**** RECORDS TO USE

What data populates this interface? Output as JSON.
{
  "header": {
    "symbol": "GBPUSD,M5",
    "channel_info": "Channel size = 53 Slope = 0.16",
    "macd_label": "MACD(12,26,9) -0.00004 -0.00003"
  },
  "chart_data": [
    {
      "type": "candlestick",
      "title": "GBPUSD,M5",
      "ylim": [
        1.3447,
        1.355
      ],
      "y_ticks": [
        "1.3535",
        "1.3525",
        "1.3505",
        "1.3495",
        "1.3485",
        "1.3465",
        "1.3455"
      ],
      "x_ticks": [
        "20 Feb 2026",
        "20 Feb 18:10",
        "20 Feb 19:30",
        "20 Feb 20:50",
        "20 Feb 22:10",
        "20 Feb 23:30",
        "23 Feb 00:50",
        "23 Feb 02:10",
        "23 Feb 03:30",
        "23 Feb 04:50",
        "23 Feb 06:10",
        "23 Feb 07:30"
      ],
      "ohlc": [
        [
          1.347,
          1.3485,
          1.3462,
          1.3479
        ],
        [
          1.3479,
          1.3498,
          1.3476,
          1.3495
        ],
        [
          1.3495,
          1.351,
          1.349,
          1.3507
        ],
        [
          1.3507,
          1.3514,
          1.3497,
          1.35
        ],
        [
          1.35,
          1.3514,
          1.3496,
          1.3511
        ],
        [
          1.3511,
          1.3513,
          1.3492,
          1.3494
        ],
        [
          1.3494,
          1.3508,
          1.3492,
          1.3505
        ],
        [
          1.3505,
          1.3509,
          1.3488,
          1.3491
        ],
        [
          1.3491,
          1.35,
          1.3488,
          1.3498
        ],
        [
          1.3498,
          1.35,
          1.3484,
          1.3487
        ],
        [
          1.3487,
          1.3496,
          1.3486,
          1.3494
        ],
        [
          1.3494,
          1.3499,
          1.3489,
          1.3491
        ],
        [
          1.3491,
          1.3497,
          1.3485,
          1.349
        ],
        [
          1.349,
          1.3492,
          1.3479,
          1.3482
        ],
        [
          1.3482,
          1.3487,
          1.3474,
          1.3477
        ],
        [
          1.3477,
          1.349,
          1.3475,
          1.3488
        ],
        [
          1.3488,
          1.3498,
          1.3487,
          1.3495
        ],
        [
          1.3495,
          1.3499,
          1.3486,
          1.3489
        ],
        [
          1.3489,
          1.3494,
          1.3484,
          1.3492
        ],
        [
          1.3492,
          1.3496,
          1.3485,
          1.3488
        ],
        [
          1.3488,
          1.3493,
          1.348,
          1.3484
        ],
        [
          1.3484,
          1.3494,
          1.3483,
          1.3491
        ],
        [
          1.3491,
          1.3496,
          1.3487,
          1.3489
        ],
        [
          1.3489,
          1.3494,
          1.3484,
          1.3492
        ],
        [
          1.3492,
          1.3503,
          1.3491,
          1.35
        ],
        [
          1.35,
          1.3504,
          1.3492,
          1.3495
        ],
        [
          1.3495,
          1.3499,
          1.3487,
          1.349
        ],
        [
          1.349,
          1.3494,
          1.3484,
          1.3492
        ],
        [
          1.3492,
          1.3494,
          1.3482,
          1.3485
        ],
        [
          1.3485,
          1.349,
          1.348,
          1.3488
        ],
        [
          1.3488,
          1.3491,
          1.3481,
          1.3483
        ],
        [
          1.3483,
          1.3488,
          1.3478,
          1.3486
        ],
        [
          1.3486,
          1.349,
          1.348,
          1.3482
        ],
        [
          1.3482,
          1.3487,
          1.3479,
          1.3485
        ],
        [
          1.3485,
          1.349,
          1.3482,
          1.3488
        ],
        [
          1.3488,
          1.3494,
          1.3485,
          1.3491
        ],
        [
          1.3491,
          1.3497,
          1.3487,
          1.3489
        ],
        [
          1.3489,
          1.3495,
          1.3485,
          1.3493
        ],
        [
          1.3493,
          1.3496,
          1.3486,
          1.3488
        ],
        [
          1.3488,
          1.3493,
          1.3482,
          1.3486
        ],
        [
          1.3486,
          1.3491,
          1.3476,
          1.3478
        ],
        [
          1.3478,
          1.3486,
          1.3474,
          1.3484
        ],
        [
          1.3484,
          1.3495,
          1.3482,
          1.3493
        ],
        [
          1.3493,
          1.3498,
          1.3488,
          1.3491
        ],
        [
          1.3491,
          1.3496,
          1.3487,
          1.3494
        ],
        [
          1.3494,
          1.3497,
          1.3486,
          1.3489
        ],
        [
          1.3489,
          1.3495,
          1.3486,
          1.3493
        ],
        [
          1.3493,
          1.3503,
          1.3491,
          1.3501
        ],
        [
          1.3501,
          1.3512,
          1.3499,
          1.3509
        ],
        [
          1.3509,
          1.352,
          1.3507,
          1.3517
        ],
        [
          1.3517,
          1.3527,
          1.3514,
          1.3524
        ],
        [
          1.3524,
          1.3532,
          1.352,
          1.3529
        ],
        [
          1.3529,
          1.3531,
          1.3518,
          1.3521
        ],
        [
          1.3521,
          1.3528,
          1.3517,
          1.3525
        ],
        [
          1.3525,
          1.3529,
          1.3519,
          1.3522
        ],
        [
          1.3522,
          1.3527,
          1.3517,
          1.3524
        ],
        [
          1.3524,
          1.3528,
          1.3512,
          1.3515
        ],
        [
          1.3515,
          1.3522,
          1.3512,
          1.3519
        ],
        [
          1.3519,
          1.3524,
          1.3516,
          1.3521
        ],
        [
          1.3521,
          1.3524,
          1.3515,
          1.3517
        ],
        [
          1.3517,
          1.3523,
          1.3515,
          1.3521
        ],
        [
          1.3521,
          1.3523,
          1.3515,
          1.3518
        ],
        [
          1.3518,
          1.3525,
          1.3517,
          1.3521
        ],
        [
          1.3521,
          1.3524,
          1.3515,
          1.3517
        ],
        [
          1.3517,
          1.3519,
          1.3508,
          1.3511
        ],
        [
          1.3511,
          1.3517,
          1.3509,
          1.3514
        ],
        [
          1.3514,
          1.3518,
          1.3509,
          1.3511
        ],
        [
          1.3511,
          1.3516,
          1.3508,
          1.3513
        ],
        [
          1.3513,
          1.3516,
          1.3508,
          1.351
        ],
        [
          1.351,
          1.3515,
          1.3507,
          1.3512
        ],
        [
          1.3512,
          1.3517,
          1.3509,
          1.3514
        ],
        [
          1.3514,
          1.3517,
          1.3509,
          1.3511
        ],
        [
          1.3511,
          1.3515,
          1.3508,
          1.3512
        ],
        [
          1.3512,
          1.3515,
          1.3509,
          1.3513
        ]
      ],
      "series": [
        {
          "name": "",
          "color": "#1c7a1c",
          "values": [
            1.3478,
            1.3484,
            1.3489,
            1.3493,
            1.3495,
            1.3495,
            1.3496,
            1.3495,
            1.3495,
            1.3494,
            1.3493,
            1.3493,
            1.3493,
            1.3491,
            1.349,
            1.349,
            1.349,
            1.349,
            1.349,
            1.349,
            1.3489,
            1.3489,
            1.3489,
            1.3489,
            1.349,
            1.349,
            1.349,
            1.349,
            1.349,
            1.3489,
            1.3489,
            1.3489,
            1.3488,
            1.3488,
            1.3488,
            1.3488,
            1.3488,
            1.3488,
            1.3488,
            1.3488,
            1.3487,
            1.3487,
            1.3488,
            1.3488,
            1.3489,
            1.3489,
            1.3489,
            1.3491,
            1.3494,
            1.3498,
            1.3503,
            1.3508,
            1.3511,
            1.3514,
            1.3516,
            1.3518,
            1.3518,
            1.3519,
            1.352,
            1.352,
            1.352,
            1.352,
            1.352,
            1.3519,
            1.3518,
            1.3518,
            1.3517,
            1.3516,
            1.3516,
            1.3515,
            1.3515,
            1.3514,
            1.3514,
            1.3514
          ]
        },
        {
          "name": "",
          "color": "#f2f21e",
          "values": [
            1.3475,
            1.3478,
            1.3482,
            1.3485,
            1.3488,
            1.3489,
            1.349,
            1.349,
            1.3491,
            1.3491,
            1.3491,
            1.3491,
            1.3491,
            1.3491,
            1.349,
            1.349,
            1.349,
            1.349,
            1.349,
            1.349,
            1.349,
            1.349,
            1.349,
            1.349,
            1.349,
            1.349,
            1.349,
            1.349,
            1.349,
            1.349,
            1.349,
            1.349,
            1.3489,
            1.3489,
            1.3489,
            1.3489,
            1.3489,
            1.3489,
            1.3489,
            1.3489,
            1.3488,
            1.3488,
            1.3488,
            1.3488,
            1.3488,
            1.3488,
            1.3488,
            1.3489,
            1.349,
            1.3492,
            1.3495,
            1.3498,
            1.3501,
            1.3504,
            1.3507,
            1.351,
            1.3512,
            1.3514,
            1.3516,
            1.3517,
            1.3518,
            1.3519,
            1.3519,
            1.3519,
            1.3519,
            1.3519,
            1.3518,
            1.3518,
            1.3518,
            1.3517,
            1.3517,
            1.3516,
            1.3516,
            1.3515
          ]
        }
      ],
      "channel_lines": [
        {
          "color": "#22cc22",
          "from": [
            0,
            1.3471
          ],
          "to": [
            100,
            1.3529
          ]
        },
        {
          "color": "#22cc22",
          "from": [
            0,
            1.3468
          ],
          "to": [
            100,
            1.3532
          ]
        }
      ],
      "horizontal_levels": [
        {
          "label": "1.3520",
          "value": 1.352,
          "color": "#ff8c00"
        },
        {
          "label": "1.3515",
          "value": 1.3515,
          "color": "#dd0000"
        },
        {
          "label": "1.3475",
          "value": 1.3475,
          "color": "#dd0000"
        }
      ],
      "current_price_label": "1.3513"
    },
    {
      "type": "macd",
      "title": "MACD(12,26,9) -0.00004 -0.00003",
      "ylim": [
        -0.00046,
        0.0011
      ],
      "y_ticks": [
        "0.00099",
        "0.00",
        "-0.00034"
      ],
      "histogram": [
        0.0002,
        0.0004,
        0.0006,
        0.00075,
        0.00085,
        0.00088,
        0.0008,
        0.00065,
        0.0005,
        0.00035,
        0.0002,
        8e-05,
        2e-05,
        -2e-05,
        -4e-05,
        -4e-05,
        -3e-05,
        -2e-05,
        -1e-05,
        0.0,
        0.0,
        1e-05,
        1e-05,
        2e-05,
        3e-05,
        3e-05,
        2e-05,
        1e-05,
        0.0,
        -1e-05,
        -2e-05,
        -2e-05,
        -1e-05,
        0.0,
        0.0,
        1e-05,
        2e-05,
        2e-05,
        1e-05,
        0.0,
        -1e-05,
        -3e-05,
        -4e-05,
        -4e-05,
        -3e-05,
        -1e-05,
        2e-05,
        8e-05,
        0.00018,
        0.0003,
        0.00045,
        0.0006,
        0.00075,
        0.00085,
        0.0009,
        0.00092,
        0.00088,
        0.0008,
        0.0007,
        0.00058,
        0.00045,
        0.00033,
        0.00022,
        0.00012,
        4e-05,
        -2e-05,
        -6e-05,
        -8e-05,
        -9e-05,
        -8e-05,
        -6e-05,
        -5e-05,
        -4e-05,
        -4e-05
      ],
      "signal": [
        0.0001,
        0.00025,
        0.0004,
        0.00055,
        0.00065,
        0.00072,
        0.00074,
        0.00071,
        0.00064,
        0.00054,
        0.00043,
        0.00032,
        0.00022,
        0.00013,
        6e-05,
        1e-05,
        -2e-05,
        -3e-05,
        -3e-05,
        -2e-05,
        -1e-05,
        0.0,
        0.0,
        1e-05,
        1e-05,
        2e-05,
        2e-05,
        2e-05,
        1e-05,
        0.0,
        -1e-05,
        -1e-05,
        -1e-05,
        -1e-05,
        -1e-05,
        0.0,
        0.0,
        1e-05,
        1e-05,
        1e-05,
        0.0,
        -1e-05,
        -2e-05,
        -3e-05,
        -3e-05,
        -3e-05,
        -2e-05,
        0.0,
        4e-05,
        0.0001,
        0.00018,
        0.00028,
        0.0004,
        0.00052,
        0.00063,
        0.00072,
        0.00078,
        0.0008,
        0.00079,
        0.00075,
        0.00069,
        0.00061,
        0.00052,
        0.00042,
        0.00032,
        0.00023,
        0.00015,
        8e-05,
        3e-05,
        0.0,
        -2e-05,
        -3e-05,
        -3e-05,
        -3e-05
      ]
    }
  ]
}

********

TASK TO COMPLETE — Find the word "color" in the records and pull out each line that has it.

RESULT OF THIS EXERCISE —
          "color": "#1c7a1c",
          "color": "#f2f21e",
          "color": "#22cc22",
          "color": "#22cc22",
          "color": "#ff8c00"
          "color": "#dd0000"
          "color": "#dd0000"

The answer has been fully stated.